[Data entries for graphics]
#####

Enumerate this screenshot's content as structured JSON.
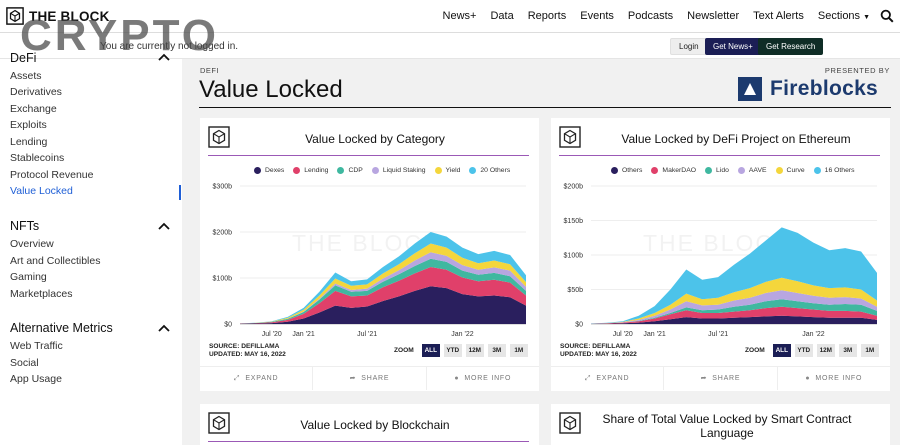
{
  "brand": {
    "logo_text": "THE BLOCK",
    "watermark": "CRYPTO"
  },
  "nav": {
    "items": [
      "News+",
      "Data",
      "Reports",
      "Events",
      "Podcasts",
      "Newsletter",
      "Text Alerts",
      "Sections"
    ],
    "sections_caret": "▼"
  },
  "loginbar": {
    "message": "You are currently not logged in.",
    "login_label": "Login",
    "news_label": "Get News+",
    "research_label": "Get Research"
  },
  "sidebar": {
    "defi_title": "DeFi",
    "defi_items": [
      "Assets",
      "Derivatives",
      "Exchange",
      "Exploits",
      "Lending",
      "Stablecoins",
      "Protocol Revenue",
      "Value Locked"
    ],
    "active_item": "Value Locked",
    "nfts_title": "NFTs",
    "nfts_items": [
      "Overview",
      "Art and Collectibles",
      "Gaming",
      "Marketplaces"
    ],
    "alt_title": "Alternative Metrics",
    "alt_items": [
      "Web Traffic",
      "Social",
      "App Usage"
    ]
  },
  "page": {
    "breadcrumb": "DEFI",
    "title": "Value Locked",
    "presented_by": "PRESENTED BY",
    "sponsor": "Fireblocks",
    "card_watermark": "THE BLOCK"
  },
  "zoom": {
    "label": "ZOOM",
    "options": [
      "ALL",
      "YTD",
      "12M",
      "3M",
      "1M"
    ],
    "selected": "ALL"
  },
  "actions": {
    "expand": "EXPAND",
    "share": "SHARE",
    "more_info": "MORE INFO"
  },
  "cards": [
    {
      "title": "Value Locked by Category",
      "source": "SOURCE: DEFILLAMA",
      "updated": "UPDATED: MAY 16, 2022"
    },
    {
      "title": "Value Locked by DeFi Project on Ethereum",
      "source": "SOURCE: DEFILLAMA",
      "updated": "UPDATED: MAY 16, 2022"
    },
    {
      "title": "Value Locked by Blockchain"
    },
    {
      "title": "Share of Total Value Locked by Smart Contract Language"
    }
  ],
  "chart_data": [
    {
      "type": "area",
      "title": "Value Locked by Category",
      "stacked": true,
      "x_tick_labels": [
        "Jul '20",
        "Jan '21",
        "Jul '21",
        "Jan '22"
      ],
      "y_tick_labels": [
        "$0",
        "$100b",
        "$200b",
        "$300b"
      ],
      "ylim": [
        0,
        300
      ],
      "y_unit": "$b",
      "legend_position": "top",
      "x": [
        "Jan '20",
        "Apr '20",
        "Jul '20",
        "Oct '20",
        "Jan '21",
        "Mar '21",
        "May '21",
        "Jun '21",
        "Jul '21",
        "Aug '21",
        "Sep '21",
        "Oct '21",
        "Nov '21",
        "Dec '21",
        "Jan '22",
        "Feb '22",
        "Mar '22",
        "Apr '22",
        "May '22"
      ],
      "series": [
        {
          "name": "Dexes",
          "color": "#2a1f5e",
          "values": [
            0.5,
            1,
            2,
            5,
            12,
            25,
            40,
            35,
            38,
            50,
            60,
            72,
            82,
            78,
            65,
            60,
            62,
            58,
            40
          ]
        },
        {
          "name": "Lending",
          "color": "#e0406a",
          "values": [
            0.5,
            1,
            2,
            4,
            10,
            20,
            32,
            25,
            24,
            30,
            34,
            38,
            42,
            40,
            36,
            33,
            34,
            32,
            22
          ]
        },
        {
          "name": "CDP",
          "color": "#3fb8a0",
          "values": [
            0.2,
            0.4,
            1,
            2,
            4,
            8,
            12,
            10,
            10,
            12,
            14,
            16,
            18,
            17,
            15,
            14,
            15,
            14,
            10
          ]
        },
        {
          "name": "Liquid Staking",
          "color": "#b8a6e0",
          "values": [
            0,
            0,
            0,
            0.5,
            1,
            2,
            4,
            4,
            5,
            7,
            9,
            12,
            14,
            13,
            12,
            11,
            12,
            12,
            9
          ]
        },
        {
          "name": "Yield",
          "color": "#f4d63c",
          "values": [
            0,
            0.2,
            0.5,
            2,
            4,
            7,
            11,
            9,
            9,
            11,
            13,
            16,
            19,
            18,
            16,
            14,
            15,
            14,
            10
          ]
        },
        {
          "name": "20 Others",
          "color": "#4cc3ea",
          "values": [
            0,
            0.2,
            0.5,
            2,
            4,
            8,
            13,
            10,
            11,
            14,
            17,
            21,
            25,
            24,
            22,
            20,
            21,
            20,
            15
          ]
        }
      ]
    },
    {
      "type": "area",
      "title": "Value Locked by DeFi Project on Ethereum",
      "stacked": true,
      "x_tick_labels": [
        "Jul '20",
        "Jan '21",
        "Jul '21",
        "Jan '22"
      ],
      "y_tick_labels": [
        "$0",
        "$50b",
        "$100b",
        "$150b",
        "$200b"
      ],
      "ylim": [
        0,
        200
      ],
      "y_unit": "$b",
      "legend_position": "top",
      "x": [
        "Jan '20",
        "Apr '20",
        "Jul '20",
        "Oct '20",
        "Jan '21",
        "Mar '21",
        "May '21",
        "Jun '21",
        "Jul '21",
        "Aug '21",
        "Sep '21",
        "Oct '21",
        "Nov '21",
        "Dec '21",
        "Jan '22",
        "Feb '22",
        "Mar '22",
        "Apr '22",
        "May '22"
      ],
      "series": [
        {
          "name": "Others",
          "color": "#2a1f5e",
          "values": [
            0.2,
            0.5,
            1,
            2,
            4,
            7,
            10,
            8,
            8,
            9,
            10,
            11,
            12,
            11,
            10,
            9,
            9,
            9,
            6
          ]
        },
        {
          "name": "MakerDAO",
          "color": "#e0406a",
          "values": [
            0.3,
            0.5,
            1,
            2,
            4,
            7,
            10,
            8,
            8,
            9,
            10,
            12,
            13,
            12,
            11,
            10,
            10,
            9,
            6
          ]
        },
        {
          "name": "Lido",
          "color": "#3fb8a0",
          "values": [
            0,
            0,
            0,
            0.5,
            1,
            2,
            4,
            4,
            5,
            7,
            8,
            10,
            11,
            10,
            9,
            9,
            10,
            10,
            7
          ]
        },
        {
          "name": "AAVE",
          "color": "#b8a6e0",
          "values": [
            0,
            0.1,
            0.5,
            1.5,
            3,
            5,
            9,
            7,
            7,
            9,
            10,
            12,
            13,
            12,
            11,
            10,
            10,
            9,
            6
          ]
        },
        {
          "name": "Curve",
          "color": "#f4d63c",
          "values": [
            0,
            0.2,
            0.5,
            2,
            4,
            7,
            11,
            9,
            10,
            12,
            14,
            16,
            18,
            17,
            15,
            14,
            14,
            13,
            9
          ]
        },
        {
          "name": "16 Others",
          "color": "#4cc3ea",
          "values": [
            0.2,
            0.5,
            1,
            4,
            10,
            22,
            35,
            28,
            30,
            40,
            50,
            60,
            73,
            70,
            62,
            55,
            57,
            55,
            40
          ]
        }
      ]
    }
  ]
}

#####

## EXERCISE TASK
Return each line exactly as written. Any picture gets left out.

## SOLUTION TO THE EXERCISE
Enumerate this screenshot's content as structured JSON.
{
  "brand": {
    "logo_text": "THE BLOCK",
    "watermark": "CRYPTO"
  },
  "nav": {
    "items": [
      "News+",
      "Data",
      "Reports",
      "Events",
      "Podcasts",
      "Newsletter",
      "Text Alerts",
      "Sections"
    ],
    "sections_caret": "▼"
  },
  "loginbar": {
    "message": "You are currently not logged in.",
    "login_label": "Login",
    "news_label": "Get News+",
    "research_label": "Get Research"
  },
  "sidebar": {
    "defi_title": "DeFi",
    "defi_items": [
      "Assets",
      "Derivatives",
      "Exchange",
      "Exploits",
      "Lending",
      "Stablecoins",
      "Protocol Revenue",
      "Value Locked"
    ],
    "active_item": "Value Locked",
    "nfts_title": "NFTs",
    "nfts_items": [
      "Overview",
      "Art and Collectibles",
      "Gaming",
      "Marketplaces"
    ],
    "alt_title": "Alternative Metrics",
    "alt_items": [
      "Web Traffic",
      "Social",
      "App Usage"
    ]
  },
  "page": {
    "breadcrumb": "DEFI",
    "title": "Value Locked",
    "presented_by": "PRESENTED BY",
    "sponsor": "Fireblocks",
    "card_watermark": "THE BLOCK"
  },
  "zoom": {
    "label": "ZOOM",
    "options": [
      "ALL",
      "YTD",
      "12M",
      "3M",
      "1M"
    ],
    "selected": "ALL"
  },
  "actions": {
    "expand": "EXPAND",
    "share": "SHARE",
    "more_info": "MORE INFO"
  },
  "cards": [
    {
      "title": "Value Locked by Category",
      "source": "SOURCE: DEFILLAMA",
      "updated": "UPDATED: MAY 16, 2022"
    },
    {
      "title": "Value Locked by DeFi Project on Ethereum",
      "source": "SOURCE: DEFILLAMA",
      "updated": "UPDATED: MAY 16, 2022"
    },
    {
      "title": "Value Locked by Blockchain"
    },
    {
      "title": "Share of Total Value Locked by Smart Contract Language"
    }
  ],
  "chart_data": [
    {
      "type": "area",
      "title": "Value Locked by Category",
      "stacked": true,
      "x_tick_labels": [
        "Jul '20",
        "Jan '21",
        "Jul '21",
        "Jan '22"
      ],
      "y_tick_labels": [
        "$0",
        "$100b",
        "$200b",
        "$300b"
      ],
      "ylim": [
        0,
        300
      ],
      "y_unit": "$b",
      "legend_position": "top",
      "x": [
        "Jan '20",
        "Apr '20",
        "Jul '20",
        "Oct '20",
        "Jan '21",
        "Mar '21",
        "May '21",
        "Jun '21",
        "Jul '21",
        "Aug '21",
        "Sep '21",
        "Oct '21",
        "Nov '21",
        "Dec '21",
        "Jan '22",
        "Feb '22",
        "Mar '22",
        "Apr '22",
        "May '22"
      ],
      "series": [
        {
          "name": "Dexes",
          "color": "#2a1f5e",
          "values": [
            0.5,
            1,
            2,
            5,
            12,
            25,
            40,
            35,
            38,
            50,
            60,
            72,
            82,
            78,
            65,
            60,
            62,
            58,
            40
          ]
        },
        {
          "name": "Lending",
          "color": "#e0406a",
          "values": [
            0.5,
            1,
            2,
            4,
            10,
            20,
            32,
            25,
            24,
            30,
            34,
            38,
            42,
            40,
            36,
            33,
            34,
            32,
            22
          ]
        },
        {
          "name": "CDP",
          "color": "#3fb8a0",
          "values": [
            0.2,
            0.4,
            1,
            2,
            4,
            8,
            12,
            10,
            10,
            12,
            14,
            16,
            18,
            17,
            15,
            14,
            15,
            14,
            10
          ]
        },
        {
          "name": "Liquid Staking",
          "color": "#b8a6e0",
          "values": [
            0,
            0,
            0,
            0.5,
            1,
            2,
            4,
            4,
            5,
            7,
            9,
            12,
            14,
            13,
            12,
            11,
            12,
            12,
            9
          ]
        },
        {
          "name": "Yield",
          "color": "#f4d63c",
          "values": [
            0,
            0.2,
            0.5,
            2,
            4,
            7,
            11,
            9,
            9,
            11,
            13,
            16,
            19,
            18,
            16,
            14,
            15,
            14,
            10
          ]
        },
        {
          "name": "20 Others",
          "color": "#4cc3ea",
          "values": [
            0,
            0.2,
            0.5,
            2,
            4,
            8,
            13,
            10,
            11,
            14,
            17,
            21,
            25,
            24,
            22,
            20,
            21,
            20,
            15
          ]
        }
      ]
    },
    {
      "type": "area",
      "title": "Value Locked by DeFi Project on Ethereum",
      "stacked": true,
      "x_tick_labels": [
        "Jul '20",
        "Jan '21",
        "Jul '21",
        "Jan '22"
      ],
      "y_tick_labels": [
        "$0",
        "$50b",
        "$100b",
        "$150b",
        "$200b"
      ],
      "ylim": [
        0,
        200
      ],
      "y_unit": "$b",
      "legend_position": "top",
      "x": [
        "Jan '20",
        "Apr '20",
        "Jul '20",
        "Oct '20",
        "Jan '21",
        "Mar '21",
        "May '21",
        "Jun '21",
        "Jul '21",
        "Aug '21",
        "Sep '21",
        "Oct '21",
        "Nov '21",
        "Dec '21",
        "Jan '22",
        "Feb '22",
        "Mar '22",
        "Apr '22",
        "May '22"
      ],
      "series": [
        {
          "name": "Others",
          "color": "#2a1f5e",
          "values": [
            0.2,
            0.5,
            1,
            2,
            4,
            7,
            10,
            8,
            8,
            9,
            10,
            11,
            12,
            11,
            10,
            9,
            9,
            9,
            6
          ]
        },
        {
          "name": "MakerDAO",
          "color": "#e0406a",
          "values": [
            0.3,
            0.5,
            1,
            2,
            4,
            7,
            10,
            8,
            8,
            9,
            10,
            12,
            13,
            12,
            11,
            10,
            10,
            9,
            6
          ]
        },
        {
          "name": "Lido",
          "color": "#3fb8a0",
          "values": [
            0,
            0,
            0,
            0.5,
            1,
            2,
            4,
            4,
            5,
            7,
            8,
            10,
            11,
            10,
            9,
            9,
            10,
            10,
            7
          ]
        },
        {
          "name": "AAVE",
          "color": "#b8a6e0",
          "values": [
            0,
            0.1,
            0.5,
            1.5,
            3,
            5,
            9,
            7,
            7,
            9,
            10,
            12,
            13,
            12,
            11,
            10,
            10,
            9,
            6
          ]
        },
        {
          "name": "Curve",
          "color": "#f4d63c",
          "values": [
            0,
            0.2,
            0.5,
            2,
            4,
            7,
            11,
            9,
            10,
            12,
            14,
            16,
            18,
            17,
            15,
            14,
            14,
            13,
            9
          ]
        },
        {
          "name": "16 Others",
          "color": "#4cc3ea",
          "values": [
            0.2,
            0.5,
            1,
            4,
            10,
            22,
            35,
            28,
            30,
            40,
            50,
            60,
            73,
            70,
            62,
            55,
            57,
            55,
            40
          ]
        }
      ]
    }
  ]
}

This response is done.